(Working data begins)

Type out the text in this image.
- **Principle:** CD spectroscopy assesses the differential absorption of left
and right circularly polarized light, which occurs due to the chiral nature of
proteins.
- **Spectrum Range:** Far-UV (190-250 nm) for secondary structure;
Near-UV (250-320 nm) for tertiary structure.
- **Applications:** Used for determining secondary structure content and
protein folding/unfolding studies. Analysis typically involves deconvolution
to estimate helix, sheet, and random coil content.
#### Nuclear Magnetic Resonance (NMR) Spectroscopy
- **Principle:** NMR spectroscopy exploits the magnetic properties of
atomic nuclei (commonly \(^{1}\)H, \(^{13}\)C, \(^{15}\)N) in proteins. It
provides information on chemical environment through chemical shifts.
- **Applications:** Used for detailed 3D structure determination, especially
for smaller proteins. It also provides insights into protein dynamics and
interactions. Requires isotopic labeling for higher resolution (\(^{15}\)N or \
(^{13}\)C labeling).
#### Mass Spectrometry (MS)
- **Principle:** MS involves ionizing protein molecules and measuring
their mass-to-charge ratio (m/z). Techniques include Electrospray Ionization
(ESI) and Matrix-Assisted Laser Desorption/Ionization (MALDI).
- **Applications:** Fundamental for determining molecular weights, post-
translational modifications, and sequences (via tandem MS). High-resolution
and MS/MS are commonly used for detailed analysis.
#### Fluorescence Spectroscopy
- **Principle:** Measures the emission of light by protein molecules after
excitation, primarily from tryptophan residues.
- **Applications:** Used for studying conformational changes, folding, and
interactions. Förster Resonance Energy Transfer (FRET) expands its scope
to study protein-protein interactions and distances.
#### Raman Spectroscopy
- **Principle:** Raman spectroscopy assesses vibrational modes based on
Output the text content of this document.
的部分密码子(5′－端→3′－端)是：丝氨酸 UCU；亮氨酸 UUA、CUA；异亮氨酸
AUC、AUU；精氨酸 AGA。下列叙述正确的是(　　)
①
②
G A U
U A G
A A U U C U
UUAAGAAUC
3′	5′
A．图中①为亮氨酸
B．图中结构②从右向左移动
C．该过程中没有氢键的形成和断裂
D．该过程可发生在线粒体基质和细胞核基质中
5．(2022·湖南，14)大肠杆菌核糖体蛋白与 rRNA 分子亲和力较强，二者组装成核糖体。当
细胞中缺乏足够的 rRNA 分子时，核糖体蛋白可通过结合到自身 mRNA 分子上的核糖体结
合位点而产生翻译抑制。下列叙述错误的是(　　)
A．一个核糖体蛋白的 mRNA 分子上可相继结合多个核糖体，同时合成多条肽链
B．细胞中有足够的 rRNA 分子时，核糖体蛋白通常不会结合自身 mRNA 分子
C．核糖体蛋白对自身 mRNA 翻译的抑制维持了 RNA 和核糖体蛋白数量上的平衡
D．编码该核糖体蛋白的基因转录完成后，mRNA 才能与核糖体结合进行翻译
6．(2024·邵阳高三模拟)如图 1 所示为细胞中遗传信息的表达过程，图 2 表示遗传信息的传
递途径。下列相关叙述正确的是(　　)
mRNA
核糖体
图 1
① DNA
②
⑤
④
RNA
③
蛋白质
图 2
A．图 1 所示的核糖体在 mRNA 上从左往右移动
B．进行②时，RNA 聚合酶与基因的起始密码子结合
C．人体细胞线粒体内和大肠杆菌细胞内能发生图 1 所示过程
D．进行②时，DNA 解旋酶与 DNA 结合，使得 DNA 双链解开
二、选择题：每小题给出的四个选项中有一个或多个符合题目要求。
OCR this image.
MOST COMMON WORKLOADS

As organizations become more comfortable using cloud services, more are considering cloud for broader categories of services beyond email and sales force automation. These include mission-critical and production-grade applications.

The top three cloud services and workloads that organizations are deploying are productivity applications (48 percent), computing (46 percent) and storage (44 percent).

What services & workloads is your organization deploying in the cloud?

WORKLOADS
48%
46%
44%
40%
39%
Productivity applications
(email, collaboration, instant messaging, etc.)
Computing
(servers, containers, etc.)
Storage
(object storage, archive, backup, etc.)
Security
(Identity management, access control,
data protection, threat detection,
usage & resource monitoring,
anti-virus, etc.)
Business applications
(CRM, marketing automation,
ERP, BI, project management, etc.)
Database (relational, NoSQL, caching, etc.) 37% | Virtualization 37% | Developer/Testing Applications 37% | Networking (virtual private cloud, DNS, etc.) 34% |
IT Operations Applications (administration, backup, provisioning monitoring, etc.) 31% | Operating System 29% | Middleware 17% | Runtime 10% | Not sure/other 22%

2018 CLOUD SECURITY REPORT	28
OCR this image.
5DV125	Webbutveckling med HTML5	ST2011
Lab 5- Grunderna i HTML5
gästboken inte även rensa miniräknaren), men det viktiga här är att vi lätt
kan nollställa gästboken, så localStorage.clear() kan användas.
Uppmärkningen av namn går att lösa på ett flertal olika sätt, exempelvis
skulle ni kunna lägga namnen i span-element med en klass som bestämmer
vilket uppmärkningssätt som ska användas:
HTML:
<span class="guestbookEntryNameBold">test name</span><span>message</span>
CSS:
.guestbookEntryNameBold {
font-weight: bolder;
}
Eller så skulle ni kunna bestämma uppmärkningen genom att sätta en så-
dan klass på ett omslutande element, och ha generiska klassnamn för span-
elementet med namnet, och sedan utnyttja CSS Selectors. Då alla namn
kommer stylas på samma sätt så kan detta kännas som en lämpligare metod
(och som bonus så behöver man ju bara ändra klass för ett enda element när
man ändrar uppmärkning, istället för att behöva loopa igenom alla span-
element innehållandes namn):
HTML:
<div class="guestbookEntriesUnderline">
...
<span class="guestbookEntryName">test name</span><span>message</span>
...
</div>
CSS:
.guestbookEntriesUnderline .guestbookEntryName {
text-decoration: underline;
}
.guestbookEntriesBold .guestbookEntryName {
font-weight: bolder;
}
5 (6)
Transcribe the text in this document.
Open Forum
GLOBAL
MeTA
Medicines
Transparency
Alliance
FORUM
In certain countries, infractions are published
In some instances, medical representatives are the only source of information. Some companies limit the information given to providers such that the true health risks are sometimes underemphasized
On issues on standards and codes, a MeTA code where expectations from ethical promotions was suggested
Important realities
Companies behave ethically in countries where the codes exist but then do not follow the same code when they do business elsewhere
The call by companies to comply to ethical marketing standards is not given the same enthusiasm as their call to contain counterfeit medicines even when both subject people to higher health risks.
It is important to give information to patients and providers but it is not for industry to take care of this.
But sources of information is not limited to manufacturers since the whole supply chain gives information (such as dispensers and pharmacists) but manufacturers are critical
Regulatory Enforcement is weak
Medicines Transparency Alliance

(Working data ends)

#### [Requirement]
Please reproduce the records above in their entirety, exactly as given.

#### [Problem solution]
Type out the text in this image.
- **Principle:** CD spectroscopy assesses the differential absorption of left
and right circularly polarized light, which occurs due to the chiral nature of
proteins.
- **Spectrum Range:** Far-UV (190-250 nm) for secondary structure;
Near-UV (250-320 nm) for tertiary structure.
- **Applications:** Used for determining secondary structure content and
protein folding/unfolding studies. Analysis typically involves deconvolution
to estimate helix, sheet, and random coil content.
#### Nuclear Magnetic Resonance (NMR) Spectroscopy
- **Principle:** NMR spectroscopy exploits the magnetic properties of
atomic nuclei (commonly \(^{1}\)H, \(^{13}\)C, \(^{15}\)N) in proteins. It
provides information on chemical environment through chemical shifts.
- **Applications:** Used for detailed 3D structure determination, especially
for smaller proteins. It also provides insights into protein dynamics and
interactions. Requires isotopic labeling for higher resolution (\(^{15}\)N or \
(^{13}\)C labeling).
#### Mass Spectrometry (MS)
- **Principle:** MS involves ionizing protein molecules and measuring
their mass-to-charge ratio (m/z). Techniques include Electrospray Ionization
(ESI) and Matrix-Assisted Laser Desorption/Ionization (MALDI).
- **Applications:** Fundamental for determining molecular weights, post-
translational modifications, and sequences (via tandem MS). High-resolution
and MS/MS are commonly used for detailed analysis.
#### Fluorescence Spectroscopy
- **Principle:** Measures the emission of light by protein molecules after
excitation, primarily from tryptophan residues.
- **Applications:** Used for studying conformational changes, folding, and
interactions. Förster Resonance Energy Transfer (FRET) expands its scope
to study protein-protein interactions and distances.
#### Raman Spectroscopy
- **Principle:** Raman spectroscopy assesses vibrational modes based on
Output the text content of this document.
的部分密码子(5′－端→3′－端)是：丝氨酸 UCU；亮氨酸 UUA、CUA；异亮氨酸
AUC、AUU；精氨酸 AGA。下列叙述正确的是(　　)
①
②
G A U
U A G
A A U U C U
UUAAGAAUC
3′	5′
A．图中①为亮氨酸
B．图中结构②从右向左移动
C．该过程中没有氢键的形成和断裂
D．该过程可发生在线粒体基质和细胞核基质中
5．(2022·湖南，14)大肠杆菌核糖体蛋白与 rRNA 分子亲和力较强，二者组装成核糖体。当
细胞中缺乏足够的 rRNA 分子时，核糖体蛋白可通过结合到自身 mRNA 分子上的核糖体结
合位点而产生翻译抑制。下列叙述错误的是(　　)
A．一个核糖体蛋白的 mRNA 分子上可相继结合多个核糖体，同时合成多条肽链
B．细胞中有足够的 rRNA 分子时，核糖体蛋白通常不会结合自身 mRNA 分子
C．核糖体蛋白对自身 mRNA 翻译的抑制维持了 RNA 和核糖体蛋白数量上的平衡
D．编码该核糖体蛋白的基因转录完成后，mRNA 才能与核糖体结合进行翻译
6．(2024·邵阳高三模拟)如图 1 所示为细胞中遗传信息的表达过程，图 2 表示遗传信息的传
递途径。下列相关叙述正确的是(　　)
mRNA
核糖体
图 1
① DNA
②
⑤
④
RNA
③
蛋白质
图 2
A．图 1 所示的核糖体在 mRNA 上从左往右移动
B．进行②时，RNA 聚合酶与基因的起始密码子结合
C．人体细胞线粒体内和大肠杆菌细胞内能发生图 1 所示过程
D．进行②时，DNA 解旋酶与 DNA 结合，使得 DNA 双链解开
二、选择题：每小题给出的四个选项中有一个或多个符合题目要求。
OCR this image.
MOST COMMON WORKLOADS

As organizations become more comfortable using cloud services, more are considering cloud for broader categories of services beyond email and sales force automation. These include mission-critical and production-grade applications.

The top three cloud services and workloads that organizations are deploying are productivity applications (48 percent), computing (46 percent) and storage (44 percent).

What services & workloads is your organization deploying in the cloud?

WORKLOADS
48%
46%
44%
40%
39%
Productivity applications
(email, collaboration, instant messaging, etc.)
Computing
(servers, containers, etc.)
Storage
(object storage, archive, backup, etc.)
Security
(Identity management, access control,
data protection, threat detection,
usage & resource monitoring,
anti-virus, etc.)
Business applications
(CRM, marketing automation,
ERP, BI, project management, etc.)
Database (relational, NoSQL, caching, etc.) 37% | Virtualization 37% | Developer/Testing Applications 37% | Networking (virtual private cloud, DNS, etc.) 34% |
IT Operations Applications (administration, backup, provisioning monitoring, etc.) 31% | Operating System 29% | Middleware 17% | Runtime 10% | Not sure/other 22%

2018 CLOUD SECURITY REPORT	28
OCR this image.
5DV125	Webbutveckling med HTML5	ST2011
Lab 5- Grunderna i HTML5
gästboken inte även rensa miniräknaren), men det viktiga här är att vi lätt
kan nollställa gästboken, så localStorage.clear() kan användas.
Uppmärkningen av namn går att lösa på ett flertal olika sätt, exempelvis
skulle ni kunna lägga namnen i span-element med en klass som bestämmer
vilket uppmärkningssätt som ska användas:
HTML:
<span class="guestbookEntryNameBold">test name</span><span>message</span>
CSS:
.guestbookEntryNameBold {
font-weight: bolder;
}
Eller så skulle ni kunna bestämma uppmärkningen genom att sätta en så-
dan klass på ett omslutande element, och ha generiska klassnamn för span-
elementet med namnet, och sedan utnyttja CSS Selectors. Då alla namn
kommer stylas på samma sätt så kan detta kännas som en lämpligare metod
(och som bonus så behöver man ju bara ändra klass för ett enda element när
man ändrar uppmärkning, istället för att behöva loopa igenom alla span-
element innehållandes namn):
HTML:
<div class="guestbookEntriesUnderline">
...
<span class="guestbookEntryName">test name</span><span>message</span>
...
</div>
CSS:
.guestbookEntriesUnderline .guestbookEntryName {
text-decoration: underline;
}
.guestbookEntriesBold .guestbookEntryName {
font-weight: bolder;
}
5 (6)
Transcribe the text in this document.
Open Forum
GLOBAL
MeTA
Medicines
Transparency
Alliance
FORUM
In certain countries, infractions are published
In some instances, medical representatives are the only source of information. Some companies limit the information given to providers such that the true health risks are sometimes underemphasized
On issues on standards and codes, a MeTA code where expectations from ethical promotions was suggested
Important realities
Companies behave ethically in countries where the codes exist but then do not follow the same code when they do business elsewhere
The call by companies to comply to ethical marketing standards is not given the same enthusiasm as their call to contain counterfeit medicines even when both subject people to higher health risks.
It is important to give information to patients and providers but it is not for industry to take care of this.
But sources of information is not limited to manufacturers since the whole supply chain gives information (such as dispensers and pharmacists) but manufacturers are critical
Regulatory Enforcement is weak
Medicines Transparency Alliance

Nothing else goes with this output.